• Requirements
Can you write out all the lines word for word, with no pictures?

Records excerpted from a collection
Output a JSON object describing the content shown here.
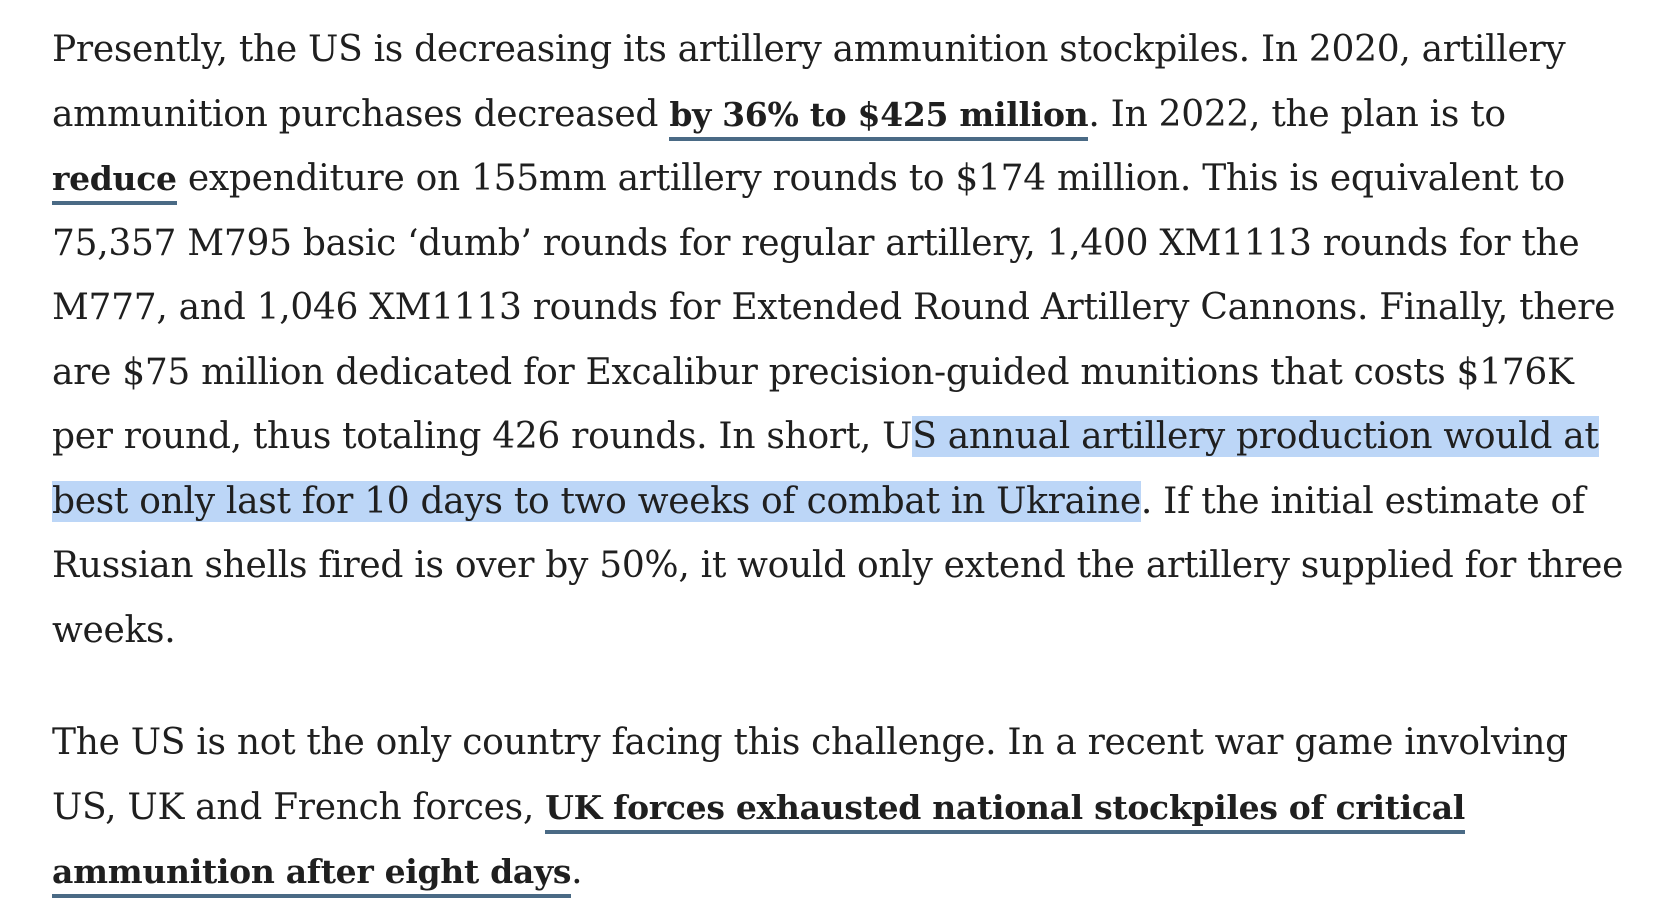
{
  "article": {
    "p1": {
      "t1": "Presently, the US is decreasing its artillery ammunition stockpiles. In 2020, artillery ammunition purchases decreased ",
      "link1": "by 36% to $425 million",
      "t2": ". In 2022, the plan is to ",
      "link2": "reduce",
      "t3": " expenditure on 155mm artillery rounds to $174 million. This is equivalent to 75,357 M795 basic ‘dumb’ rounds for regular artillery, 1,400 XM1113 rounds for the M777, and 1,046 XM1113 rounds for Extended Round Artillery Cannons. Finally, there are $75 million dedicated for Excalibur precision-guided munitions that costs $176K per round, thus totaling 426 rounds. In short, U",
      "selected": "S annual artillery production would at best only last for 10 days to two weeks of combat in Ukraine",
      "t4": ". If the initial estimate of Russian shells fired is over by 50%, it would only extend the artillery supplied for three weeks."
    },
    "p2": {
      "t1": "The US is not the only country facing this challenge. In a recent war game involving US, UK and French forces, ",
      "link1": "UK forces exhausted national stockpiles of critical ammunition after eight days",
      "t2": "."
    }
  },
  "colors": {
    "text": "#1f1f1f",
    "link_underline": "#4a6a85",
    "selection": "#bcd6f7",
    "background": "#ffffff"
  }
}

• Answer below
Output a JSON object describing the content shown here.
{
  "article": {
    "p1": {
      "t1": "Presently, the US is decreasing its artillery ammunition stockpiles. In 2020, artillery ammunition purchases decreased ",
      "link1": "by 36% to $425 million",
      "t2": ". In 2022, the plan is to ",
      "link2": "reduce",
      "t3": " expenditure on 155mm artillery rounds to $174 million. This is equivalent to 75,357 M795 basic ‘dumb’ rounds for regular artillery, 1,400 XM1113 rounds for the M777, and 1,046 XM1113 rounds for Extended Round Artillery Cannons. Finally, there are $75 million dedicated for Excalibur precision-guided munitions that costs $176K per round, thus totaling 426 rounds. In short, U",
      "selected": "S annual artillery production would at best only last for 10 days to two weeks of combat in Ukraine",
      "t4": ". If the initial estimate of Russian shells fired is over by 50%, it would only extend the artillery supplied for three weeks."
    },
    "p2": {
      "t1": "The US is not the only country facing this challenge. In a recent war game involving US, UK and French forces, ",
      "link1": "UK forces exhausted national stockpiles of critical ammunition after eight days",
      "t2": "."
    }
  },
  "colors": {
    "text": "#1f1f1f",
    "link_underline": "#4a6a85",
    "selection": "#bcd6f7",
    "background": "#ffffff"
  }
}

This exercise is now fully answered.